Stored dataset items
....

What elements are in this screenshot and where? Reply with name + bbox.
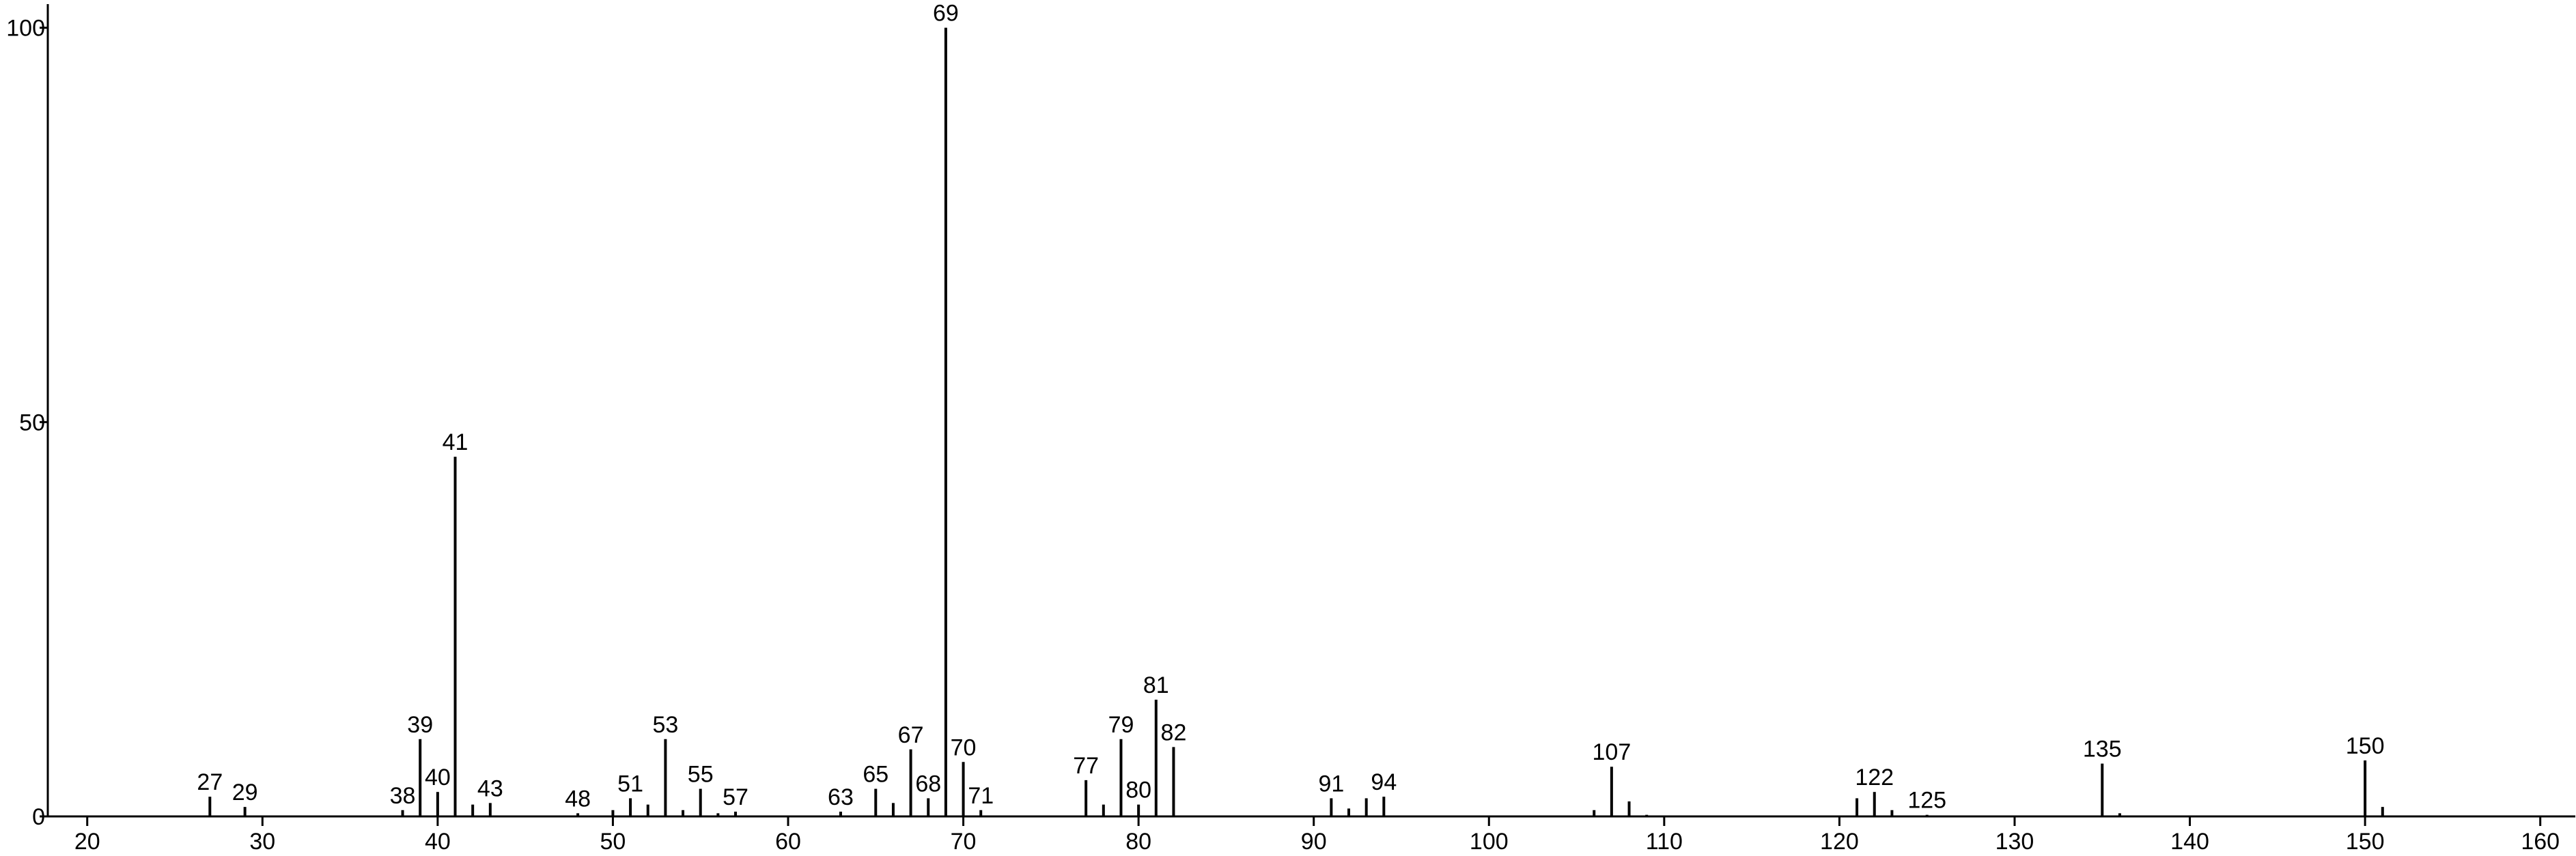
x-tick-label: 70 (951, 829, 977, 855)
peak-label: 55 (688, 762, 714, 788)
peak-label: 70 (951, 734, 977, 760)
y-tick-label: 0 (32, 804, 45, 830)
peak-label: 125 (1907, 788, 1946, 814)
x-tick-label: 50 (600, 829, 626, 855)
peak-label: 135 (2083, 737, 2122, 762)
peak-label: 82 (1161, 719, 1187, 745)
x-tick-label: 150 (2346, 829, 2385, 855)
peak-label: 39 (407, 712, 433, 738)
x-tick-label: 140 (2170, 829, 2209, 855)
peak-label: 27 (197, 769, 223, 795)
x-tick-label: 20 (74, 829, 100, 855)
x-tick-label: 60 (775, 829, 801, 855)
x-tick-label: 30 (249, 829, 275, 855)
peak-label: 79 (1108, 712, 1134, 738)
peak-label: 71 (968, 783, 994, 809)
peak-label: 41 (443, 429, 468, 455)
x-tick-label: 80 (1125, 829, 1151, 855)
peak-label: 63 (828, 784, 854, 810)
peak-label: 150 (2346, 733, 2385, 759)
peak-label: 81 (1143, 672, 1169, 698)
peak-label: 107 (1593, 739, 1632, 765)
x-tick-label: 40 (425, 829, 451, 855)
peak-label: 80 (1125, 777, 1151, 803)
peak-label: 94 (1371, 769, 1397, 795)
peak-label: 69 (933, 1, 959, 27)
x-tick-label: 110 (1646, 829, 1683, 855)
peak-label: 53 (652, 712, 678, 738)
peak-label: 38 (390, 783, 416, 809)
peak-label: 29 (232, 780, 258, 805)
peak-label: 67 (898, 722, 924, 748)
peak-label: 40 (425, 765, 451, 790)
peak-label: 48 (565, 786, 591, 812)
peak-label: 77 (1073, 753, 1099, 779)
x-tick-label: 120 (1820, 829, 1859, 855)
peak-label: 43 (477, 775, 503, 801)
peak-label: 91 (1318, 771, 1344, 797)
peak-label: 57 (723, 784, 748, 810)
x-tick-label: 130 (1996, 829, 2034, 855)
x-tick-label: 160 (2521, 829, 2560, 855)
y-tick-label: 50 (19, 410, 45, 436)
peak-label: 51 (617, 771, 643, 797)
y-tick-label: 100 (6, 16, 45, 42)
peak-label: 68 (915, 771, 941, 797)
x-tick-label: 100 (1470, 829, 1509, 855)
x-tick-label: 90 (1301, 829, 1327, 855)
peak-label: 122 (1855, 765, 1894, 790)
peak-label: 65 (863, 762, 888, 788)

....

[Exercise description] Update the data from the line that has "x-tick-label: 70 (951, 829, 977, 855)" through the line that has "peak-label: 122 (1855, 765, 1894, 790)" so that "peak-label" reads "peak-value", keeping everything else the same. Return only those lines.

[Result of this task]
x-tick-label: 70 (951, 829, 977, 855)
peak-value: 55 (688, 762, 714, 788)
peak-value: 70 (951, 734, 977, 760)
y-tick-label: 0 (32, 804, 45, 830)
peak-value: 125 (1907, 788, 1946, 814)
x-tick-label: 50 (600, 829, 626, 855)
peak-value: 135 (2083, 737, 2122, 762)
peak-value: 82 (1161, 719, 1187, 745)
x-tick-label: 150 (2346, 829, 2385, 855)
peak-value: 39 (407, 712, 433, 738)
x-tick-label: 140 (2170, 829, 2209, 855)
peak-value: 27 (197, 769, 223, 795)
x-tick-label: 20 (74, 829, 100, 855)
x-tick-label: 60 (775, 829, 801, 855)
x-tick-label: 30 (249, 829, 275, 855)
peak-value: 79 (1108, 712, 1134, 738)
peak-value: 71 (968, 783, 994, 809)
peak-value: 41 (443, 429, 468, 455)
x-tick-label: 80 (1125, 829, 1151, 855)
peak-value: 63 (828, 784, 854, 810)
peak-value: 150 (2346, 733, 2385, 759)
peak-value: 81 (1143, 672, 1169, 698)
peak-value: 107 (1593, 739, 1632, 765)
x-tick-label: 40 (425, 829, 451, 855)
peak-value: 80 (1125, 777, 1151, 803)
peak-value: 94 (1371, 769, 1397, 795)
peak-value: 69 (933, 1, 959, 27)
x-tick-label: 110 (1646, 829, 1683, 855)
peak-value: 53 (652, 712, 678, 738)
peak-value: 38 (390, 783, 416, 809)
peak-value: 29 (232, 780, 258, 805)
peak-value: 67 (898, 722, 924, 748)
peak-value: 40 (425, 765, 451, 790)
peak-value: 48 (565, 786, 591, 812)
peak-value: 77 (1073, 753, 1099, 779)
x-tick-label: 120 (1820, 829, 1859, 855)
peak-value: 43 (477, 775, 503, 801)
peak-value: 91 (1318, 771, 1344, 797)
peak-value: 57 (723, 784, 748, 810)
x-tick-label: 130 (1996, 829, 2034, 855)
x-tick-label: 160 (2521, 829, 2560, 855)
y-tick-label: 50 (19, 410, 45, 436)
peak-value: 51 (617, 771, 643, 797)
y-tick-label: 100 (6, 16, 45, 42)
peak-value: 68 (915, 771, 941, 797)
x-tick-label: 100 (1470, 829, 1509, 855)
x-tick-label: 90 (1301, 829, 1327, 855)
peak-value: 122 (1855, 765, 1894, 790)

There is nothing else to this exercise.